> WHAT YOU SHOULD DO: Copy all lines below containing "VSWR".

> INPUT ROWS:
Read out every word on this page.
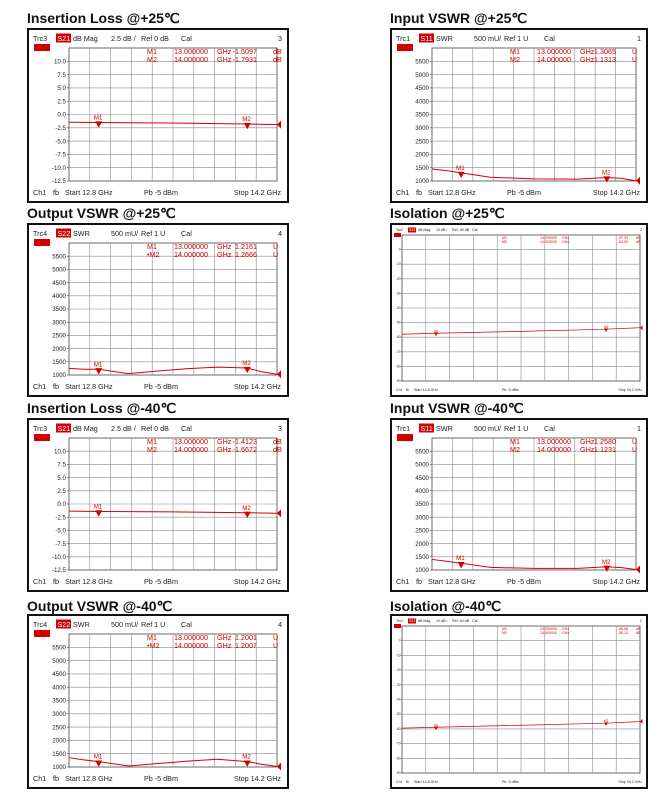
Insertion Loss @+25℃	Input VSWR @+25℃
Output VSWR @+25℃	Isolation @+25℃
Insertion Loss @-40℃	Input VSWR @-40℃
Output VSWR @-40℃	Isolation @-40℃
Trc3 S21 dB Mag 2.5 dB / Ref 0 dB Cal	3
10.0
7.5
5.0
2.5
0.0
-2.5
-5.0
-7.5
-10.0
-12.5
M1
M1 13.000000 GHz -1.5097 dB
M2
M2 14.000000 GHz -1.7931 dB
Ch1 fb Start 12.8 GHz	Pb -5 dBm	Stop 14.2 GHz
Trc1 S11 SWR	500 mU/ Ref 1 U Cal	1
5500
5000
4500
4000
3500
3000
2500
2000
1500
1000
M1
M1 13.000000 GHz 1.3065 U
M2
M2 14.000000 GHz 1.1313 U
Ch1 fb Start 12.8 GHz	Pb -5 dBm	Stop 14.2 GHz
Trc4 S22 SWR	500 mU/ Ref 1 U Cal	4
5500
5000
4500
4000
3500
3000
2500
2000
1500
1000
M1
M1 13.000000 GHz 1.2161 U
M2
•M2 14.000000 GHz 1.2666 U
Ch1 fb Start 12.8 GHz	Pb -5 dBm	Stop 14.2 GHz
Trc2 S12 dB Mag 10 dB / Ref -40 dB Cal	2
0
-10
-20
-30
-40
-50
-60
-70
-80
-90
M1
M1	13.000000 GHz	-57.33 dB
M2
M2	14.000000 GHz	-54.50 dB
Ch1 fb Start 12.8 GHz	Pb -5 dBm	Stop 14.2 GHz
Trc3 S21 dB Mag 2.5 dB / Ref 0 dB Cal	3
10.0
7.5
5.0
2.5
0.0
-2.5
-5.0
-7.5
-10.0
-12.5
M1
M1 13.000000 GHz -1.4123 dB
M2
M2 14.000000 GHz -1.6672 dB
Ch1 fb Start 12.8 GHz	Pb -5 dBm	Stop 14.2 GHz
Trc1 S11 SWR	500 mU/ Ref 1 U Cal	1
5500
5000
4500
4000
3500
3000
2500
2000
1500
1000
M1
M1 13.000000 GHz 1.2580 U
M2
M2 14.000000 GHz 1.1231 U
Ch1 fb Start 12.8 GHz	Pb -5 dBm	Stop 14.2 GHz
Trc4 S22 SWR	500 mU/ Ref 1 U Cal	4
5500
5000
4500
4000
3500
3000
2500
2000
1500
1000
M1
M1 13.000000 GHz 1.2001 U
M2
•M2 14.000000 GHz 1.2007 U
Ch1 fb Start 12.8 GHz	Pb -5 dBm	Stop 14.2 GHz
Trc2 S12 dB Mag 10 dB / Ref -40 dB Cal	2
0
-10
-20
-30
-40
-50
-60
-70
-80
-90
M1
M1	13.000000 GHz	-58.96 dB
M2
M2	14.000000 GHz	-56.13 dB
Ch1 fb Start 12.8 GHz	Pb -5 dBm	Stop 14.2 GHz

> FULL RESPONSE:
Insertion Loss @+25℃	Input VSWR @+25℃
Output VSWR @+25℃	Isolation @+25℃
Insertion Loss @-40℃	Input VSWR @-40℃
Output VSWR @-40℃	Isolation @-40℃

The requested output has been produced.